Exercise requirements
Make an exact copy of every entry below, with the pictures left out.

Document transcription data

● ● ●

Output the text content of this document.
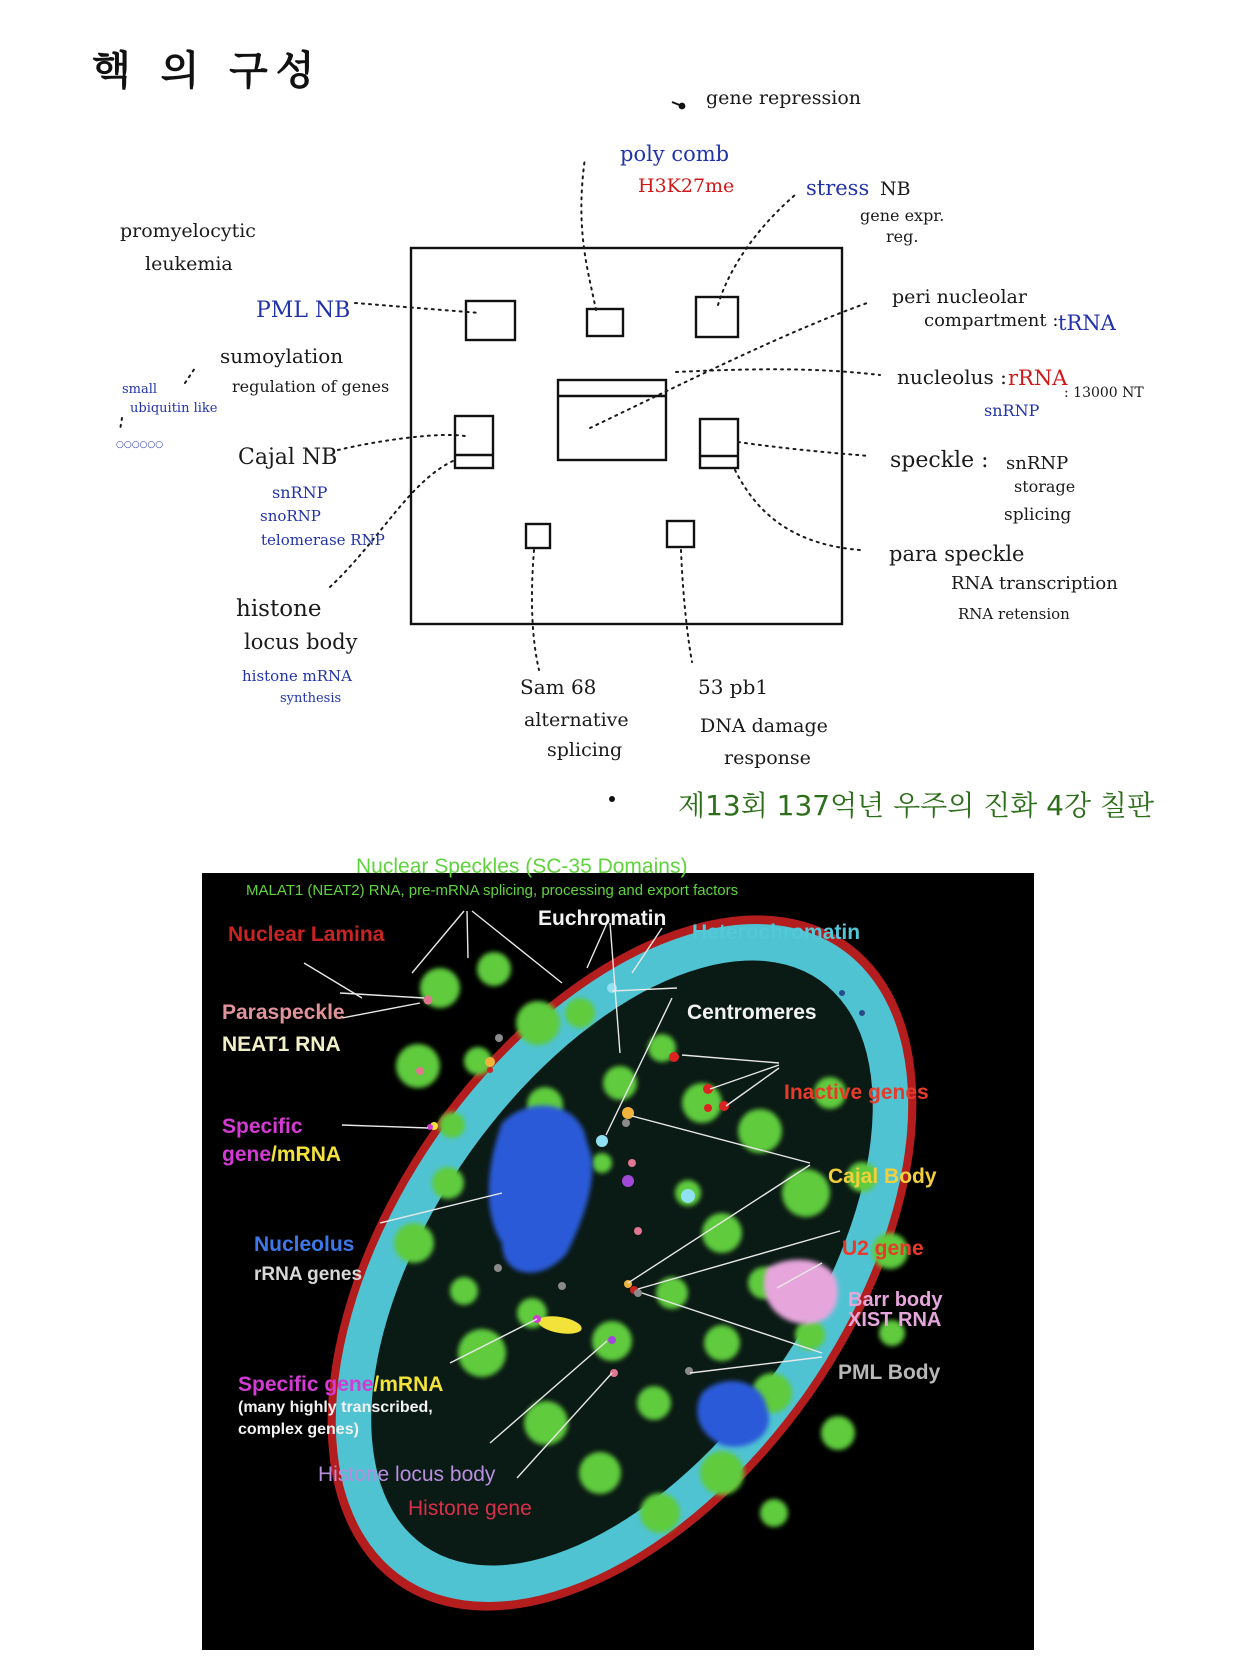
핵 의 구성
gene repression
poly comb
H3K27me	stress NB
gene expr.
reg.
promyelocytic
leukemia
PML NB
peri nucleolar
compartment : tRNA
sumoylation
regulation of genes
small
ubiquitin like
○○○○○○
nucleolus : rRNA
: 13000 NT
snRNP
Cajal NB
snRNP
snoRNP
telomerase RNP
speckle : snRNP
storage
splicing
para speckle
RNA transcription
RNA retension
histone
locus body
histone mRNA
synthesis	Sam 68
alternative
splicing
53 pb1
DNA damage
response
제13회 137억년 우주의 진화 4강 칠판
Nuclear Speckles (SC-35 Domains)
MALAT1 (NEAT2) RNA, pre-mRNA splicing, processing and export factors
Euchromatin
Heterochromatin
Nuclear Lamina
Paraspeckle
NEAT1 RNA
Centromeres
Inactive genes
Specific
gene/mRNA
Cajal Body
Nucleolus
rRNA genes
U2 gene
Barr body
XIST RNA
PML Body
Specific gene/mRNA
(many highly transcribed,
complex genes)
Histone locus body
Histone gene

● ● ●

Response for this exercise
Output the text content of this document.
핵 의 구성
gene repression
poly comb
H3K27me	stress NB
gene expr.
reg.
promyelocytic
leukemia
PML NB
peri nucleolar
compartment : tRNA
sumoylation
regulation of genes
small
ubiquitin like
○○○○○○
nucleolus : rRNA
: 13000 NT
snRNP
Cajal NB
snRNP
snoRNP
telomerase RNP
speckle : snRNP
storage
splicing
para speckle
RNA transcription
RNA retension
histone
locus body
histone mRNA
synthesis	Sam 68
alternative
splicing
53 pb1
DNA damage
response
제13회 137억년 우주의 진화 4강 칠판
Nuclear Speckles (SC-35 Domains)
MALAT1 (NEAT2) RNA, pre-mRNA splicing, processing and export factors
Euchromatin
Heterochromatin
Nuclear Lamina
Paraspeckle
NEAT1 RNA
Centromeres
Inactive genes
Specific
gene/mRNA
Cajal Body
Nucleolus
rRNA genes
U2 gene
Barr body
XIST RNA
PML Body
Specific gene/mRNA
(many highly transcribed,
complex genes)
Histone locus body
Histone gene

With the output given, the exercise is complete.